- Aim of the task:
Your task is to output all the records below, word for word.

- Provided records:

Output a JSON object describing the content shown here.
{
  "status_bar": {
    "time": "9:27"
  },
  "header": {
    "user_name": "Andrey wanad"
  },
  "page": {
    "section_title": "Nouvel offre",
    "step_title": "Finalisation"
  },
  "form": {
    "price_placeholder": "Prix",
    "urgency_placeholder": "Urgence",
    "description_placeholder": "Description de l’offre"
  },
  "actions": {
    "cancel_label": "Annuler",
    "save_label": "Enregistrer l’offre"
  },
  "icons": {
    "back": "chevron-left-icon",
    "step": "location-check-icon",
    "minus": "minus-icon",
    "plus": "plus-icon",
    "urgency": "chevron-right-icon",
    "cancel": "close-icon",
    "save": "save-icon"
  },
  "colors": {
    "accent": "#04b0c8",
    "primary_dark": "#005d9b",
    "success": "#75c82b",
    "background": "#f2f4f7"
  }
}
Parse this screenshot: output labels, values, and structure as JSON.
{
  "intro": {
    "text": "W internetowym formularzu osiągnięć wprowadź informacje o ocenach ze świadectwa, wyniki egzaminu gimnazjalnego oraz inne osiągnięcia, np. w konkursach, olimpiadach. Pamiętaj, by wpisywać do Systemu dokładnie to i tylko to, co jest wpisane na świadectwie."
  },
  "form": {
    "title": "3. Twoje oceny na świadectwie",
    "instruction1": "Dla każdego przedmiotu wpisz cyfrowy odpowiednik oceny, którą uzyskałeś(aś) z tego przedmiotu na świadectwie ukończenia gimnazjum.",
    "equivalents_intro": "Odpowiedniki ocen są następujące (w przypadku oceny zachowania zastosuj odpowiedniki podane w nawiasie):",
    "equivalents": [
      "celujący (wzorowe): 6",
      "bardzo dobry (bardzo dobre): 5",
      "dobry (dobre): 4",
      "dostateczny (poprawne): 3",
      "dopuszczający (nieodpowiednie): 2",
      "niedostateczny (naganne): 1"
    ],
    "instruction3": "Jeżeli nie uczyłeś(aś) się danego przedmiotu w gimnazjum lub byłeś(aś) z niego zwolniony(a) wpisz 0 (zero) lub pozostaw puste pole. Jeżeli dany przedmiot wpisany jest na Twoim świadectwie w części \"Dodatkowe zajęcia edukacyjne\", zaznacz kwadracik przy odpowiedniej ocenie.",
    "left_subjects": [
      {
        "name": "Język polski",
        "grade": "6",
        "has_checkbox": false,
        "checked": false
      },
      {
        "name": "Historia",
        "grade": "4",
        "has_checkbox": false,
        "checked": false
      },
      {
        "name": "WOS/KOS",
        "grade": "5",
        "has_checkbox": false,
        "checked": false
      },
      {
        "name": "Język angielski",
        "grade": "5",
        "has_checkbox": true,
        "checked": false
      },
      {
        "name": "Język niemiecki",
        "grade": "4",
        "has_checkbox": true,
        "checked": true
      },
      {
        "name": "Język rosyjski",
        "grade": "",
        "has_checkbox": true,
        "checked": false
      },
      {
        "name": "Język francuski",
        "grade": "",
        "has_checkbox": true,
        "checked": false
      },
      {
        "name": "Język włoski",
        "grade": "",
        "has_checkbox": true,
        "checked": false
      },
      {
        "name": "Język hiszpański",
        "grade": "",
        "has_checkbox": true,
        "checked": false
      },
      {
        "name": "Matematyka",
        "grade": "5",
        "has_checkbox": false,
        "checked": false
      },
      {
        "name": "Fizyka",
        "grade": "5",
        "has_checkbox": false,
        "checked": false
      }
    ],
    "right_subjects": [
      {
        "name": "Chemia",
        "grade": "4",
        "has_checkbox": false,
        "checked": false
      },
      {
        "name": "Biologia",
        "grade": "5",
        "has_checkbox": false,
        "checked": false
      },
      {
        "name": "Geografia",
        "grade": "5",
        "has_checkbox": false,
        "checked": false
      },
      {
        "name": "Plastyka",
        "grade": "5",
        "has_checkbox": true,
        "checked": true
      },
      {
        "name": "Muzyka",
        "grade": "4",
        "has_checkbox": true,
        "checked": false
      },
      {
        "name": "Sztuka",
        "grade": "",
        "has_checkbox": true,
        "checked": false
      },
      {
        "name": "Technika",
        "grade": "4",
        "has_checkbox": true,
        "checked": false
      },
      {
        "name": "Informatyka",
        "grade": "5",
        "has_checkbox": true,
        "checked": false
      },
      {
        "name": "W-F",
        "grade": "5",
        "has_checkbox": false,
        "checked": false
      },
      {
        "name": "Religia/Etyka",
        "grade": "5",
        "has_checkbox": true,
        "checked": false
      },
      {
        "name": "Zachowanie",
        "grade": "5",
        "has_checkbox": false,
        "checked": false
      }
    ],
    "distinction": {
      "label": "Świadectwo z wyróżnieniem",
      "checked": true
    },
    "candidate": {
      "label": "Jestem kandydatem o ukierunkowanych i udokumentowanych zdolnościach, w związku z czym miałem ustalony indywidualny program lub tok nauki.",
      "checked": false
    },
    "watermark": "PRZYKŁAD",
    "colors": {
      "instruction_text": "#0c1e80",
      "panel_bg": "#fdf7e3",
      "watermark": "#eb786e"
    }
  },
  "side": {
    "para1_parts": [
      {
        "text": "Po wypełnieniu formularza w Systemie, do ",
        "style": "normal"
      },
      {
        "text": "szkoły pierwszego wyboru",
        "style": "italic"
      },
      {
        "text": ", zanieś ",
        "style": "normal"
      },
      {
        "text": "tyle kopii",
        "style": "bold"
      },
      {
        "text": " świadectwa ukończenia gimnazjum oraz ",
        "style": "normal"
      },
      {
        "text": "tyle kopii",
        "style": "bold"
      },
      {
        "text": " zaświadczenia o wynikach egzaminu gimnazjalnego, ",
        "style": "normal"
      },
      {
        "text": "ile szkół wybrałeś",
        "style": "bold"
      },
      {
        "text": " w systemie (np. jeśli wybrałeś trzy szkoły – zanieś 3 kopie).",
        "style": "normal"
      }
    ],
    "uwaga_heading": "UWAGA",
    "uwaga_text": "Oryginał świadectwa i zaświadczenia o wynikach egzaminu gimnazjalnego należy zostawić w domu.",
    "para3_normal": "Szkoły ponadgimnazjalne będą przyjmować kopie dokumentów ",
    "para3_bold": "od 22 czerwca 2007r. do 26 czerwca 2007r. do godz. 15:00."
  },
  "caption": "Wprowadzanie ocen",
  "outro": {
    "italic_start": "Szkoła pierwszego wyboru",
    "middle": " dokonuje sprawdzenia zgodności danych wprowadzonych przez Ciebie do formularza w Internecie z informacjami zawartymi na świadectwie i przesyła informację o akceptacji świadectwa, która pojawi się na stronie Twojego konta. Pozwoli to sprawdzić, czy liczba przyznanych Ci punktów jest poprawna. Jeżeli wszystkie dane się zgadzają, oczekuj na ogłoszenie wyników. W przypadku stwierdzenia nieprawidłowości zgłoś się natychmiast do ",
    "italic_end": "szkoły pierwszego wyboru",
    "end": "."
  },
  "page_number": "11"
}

- Result:
Output a JSON object describing the content shown here.
{
  "status_bar": {
    "time": "9:27"
  },
  "header": {
    "user_name": "Andrey wanad"
  },
  "page": {
    "section_title": "Nouvel offre",
    "step_title": "Finalisation"
  },
  "form": {
    "price_placeholder": "Prix",
    "urgency_placeholder": "Urgence",
    "description_placeholder": "Description de l’offre"
  },
  "actions": {
    "cancel_label": "Annuler",
    "save_label": "Enregistrer l’offre"
  },
  "icons": {
    "back": "chevron-left-icon",
    "step": "location-check-icon",
    "minus": "minus-icon",
    "plus": "plus-icon",
    "urgency": "chevron-right-icon",
    "cancel": "close-icon",
    "save": "save-icon"
  },
  "colors": {
    "accent": "#04b0c8",
    "primary_dark": "#005d9b",
    "success": "#75c82b",
    "background": "#f2f4f7"
  }
}
Parse this screenshot: output labels, values, and structure as JSON.
{
  "intro": {
    "text": "W internetowym formularzu osiągnięć wprowadź informacje o ocenach ze świadectwa, wyniki egzaminu gimnazjalnego oraz inne osiągnięcia, np. w konkursach, olimpiadach. Pamiętaj, by wpisywać do Systemu dokładnie to i tylko to, co jest wpisane na świadectwie."
  },
  "form": {
    "title": "3. Twoje oceny na świadectwie",
    "instruction1": "Dla każdego przedmiotu wpisz cyfrowy odpowiednik oceny, którą uzyskałeś(aś) z tego przedmiotu na świadectwie ukończenia gimnazjum.",
    "equivalents_intro": "Odpowiedniki ocen są następujące (w przypadku oceny zachowania zastosuj odpowiedniki podane w nawiasie):",
    "equivalents": [
      "celujący (wzorowe): 6",
      "bardzo dobry (bardzo dobre): 5",
      "dobry (dobre): 4",
      "dostateczny (poprawne): 3",
      "dopuszczający (nieodpowiednie): 2",
      "niedostateczny (naganne): 1"
    ],
    "instruction3": "Jeżeli nie uczyłeś(aś) się danego przedmiotu w gimnazjum lub byłeś(aś) z niego zwolniony(a) wpisz 0 (zero) lub pozostaw puste pole. Jeżeli dany przedmiot wpisany jest na Twoim świadectwie w części \"Dodatkowe zajęcia edukacyjne\", zaznacz kwadracik przy odpowiedniej ocenie.",
    "left_subjects": [
      {
        "name": "Język polski",
        "grade": "6",
        "has_checkbox": false,
        "checked": false
      },
      {
        "name": "Historia",
        "grade": "4",
        "has_checkbox": false,
        "checked": false
      },
      {
        "name": "WOS/KOS",
        "grade": "5",
        "has_checkbox": false,
        "checked": false
      },
      {
        "name": "Język angielski",
        "grade": "5",
        "has_checkbox": true,
        "checked": false
      },
      {
        "name": "Język niemiecki",
        "grade": "4",
        "has_checkbox": true,
        "checked": true
      },
      {
        "name": "Język rosyjski",
        "grade": "",
        "has_checkbox": true,
        "checked": false
      },
      {
        "name": "Język francuski",
        "grade": "",
        "has_checkbox": true,
        "checked": false
      },
      {
        "name": "Język włoski",
        "grade": "",
        "has_checkbox": true,
        "checked": false
      },
      {
        "name": "Język hiszpański",
        "grade": "",
        "has_checkbox": true,
        "checked": false
      },
      {
        "name": "Matematyka",
        "grade": "5",
        "has_checkbox": false,
        "checked": false
      },
      {
        "name": "Fizyka",
        "grade": "5",
        "has_checkbox": false,
        "checked": false
      }
    ],
    "right_subjects": [
      {
        "name": "Chemia",
        "grade": "4",
        "has_checkbox": false,
        "checked": false
      },
      {
        "name": "Biologia",
        "grade": "5",
        "has_checkbox": false,
        "checked": false
      },
      {
        "name": "Geografia",
        "grade": "5",
        "has_checkbox": false,
        "checked": false
      },
      {
        "name": "Plastyka",
        "grade": "5",
        "has_checkbox": true,
        "checked": true
      },
      {
        "name": "Muzyka",
        "grade": "4",
        "has_checkbox": true,
        "checked": false
      },
      {
        "name": "Sztuka",
        "grade": "",
        "has_checkbox": true,
        "checked": false
      },
      {
        "name": "Technika",
        "grade": "4",
        "has_checkbox": true,
        "checked": false
      },
      {
        "name": "Informatyka",
        "grade": "5",
        "has_checkbox": true,
        "checked": false
      },
      {
        "name": "W-F",
        "grade": "5",
        "has_checkbox": false,
        "checked": false
      },
      {
        "name": "Religia/Etyka",
        "grade": "5",
        "has_checkbox": true,
        "checked": false
      },
      {
        "name": "Zachowanie",
        "grade": "5",
        "has_checkbox": false,
        "checked": false
      }
    ],
    "distinction": {
      "label": "Świadectwo z wyróżnieniem",
      "checked": true
    },
    "candidate": {
      "label": "Jestem kandydatem o ukierunkowanych i udokumentowanych zdolnościach, w związku z czym miałem ustalony indywidualny program lub tok nauki.",
      "checked": false
    },
    "watermark": "PRZYKŁAD",
    "colors": {
      "instruction_text": "#0c1e80",
      "panel_bg": "#fdf7e3",
      "watermark": "#eb786e"
    }
  },
  "side": {
    "para1_parts": [
      {
        "text": "Po wypełnieniu formularza w Systemie, do ",
        "style": "normal"
      },
      {
        "text": "szkoły pierwszego wyboru",
        "style": "italic"
      },
      {
        "text": ", zanieś ",
        "style": "normal"
      },
      {
        "text": "tyle kopii",
        "style": "bold"
      },
      {
        "text": " świadectwa ukończenia gimnazjum oraz ",
        "style": "normal"
      },
      {
        "text": "tyle kopii",
        "style": "bold"
      },
      {
        "text": " zaświadczenia o wynikach egzaminu gimnazjalnego, ",
        "style": "normal"
      },
      {
        "text": "ile szkół wybrałeś",
        "style": "bold"
      },
      {
        "text": " w systemie (np. jeśli wybrałeś trzy szkoły – zanieś 3 kopie).",
        "style": "normal"
      }
    ],
    "uwaga_heading": "UWAGA",
    "uwaga_text": "Oryginał świadectwa i zaświadczenia o wynikach egzaminu gimnazjalnego należy zostawić w domu.",
    "para3_normal": "Szkoły ponadgimnazjalne będą przyjmować kopie dokumentów ",
    "para3_bold": "od 22 czerwca 2007r. do 26 czerwca 2007r. do godz. 15:00."
  },
  "caption": "Wprowadzanie ocen",
  "outro": {
    "italic_start": "Szkoła pierwszego wyboru",
    "middle": " dokonuje sprawdzenia zgodności danych wprowadzonych przez Ciebie do formularza w Internecie z informacjami zawartymi na świadectwie i przesyła informację o akceptacji świadectwa, która pojawi się na stronie Twojego konta. Pozwoli to sprawdzić, czy liczba przyznanych Ci punktów jest poprawna. Jeżeli wszystkie dane się zgadzają, oczekuj na ogłoszenie wyników. W przypadku stwierdzenia nieprawidłowości zgłoś się natychmiast do ",
    "italic_end": "szkoły pierwszego wyboru",
    "end": "."
  },
  "page_number": "11"
}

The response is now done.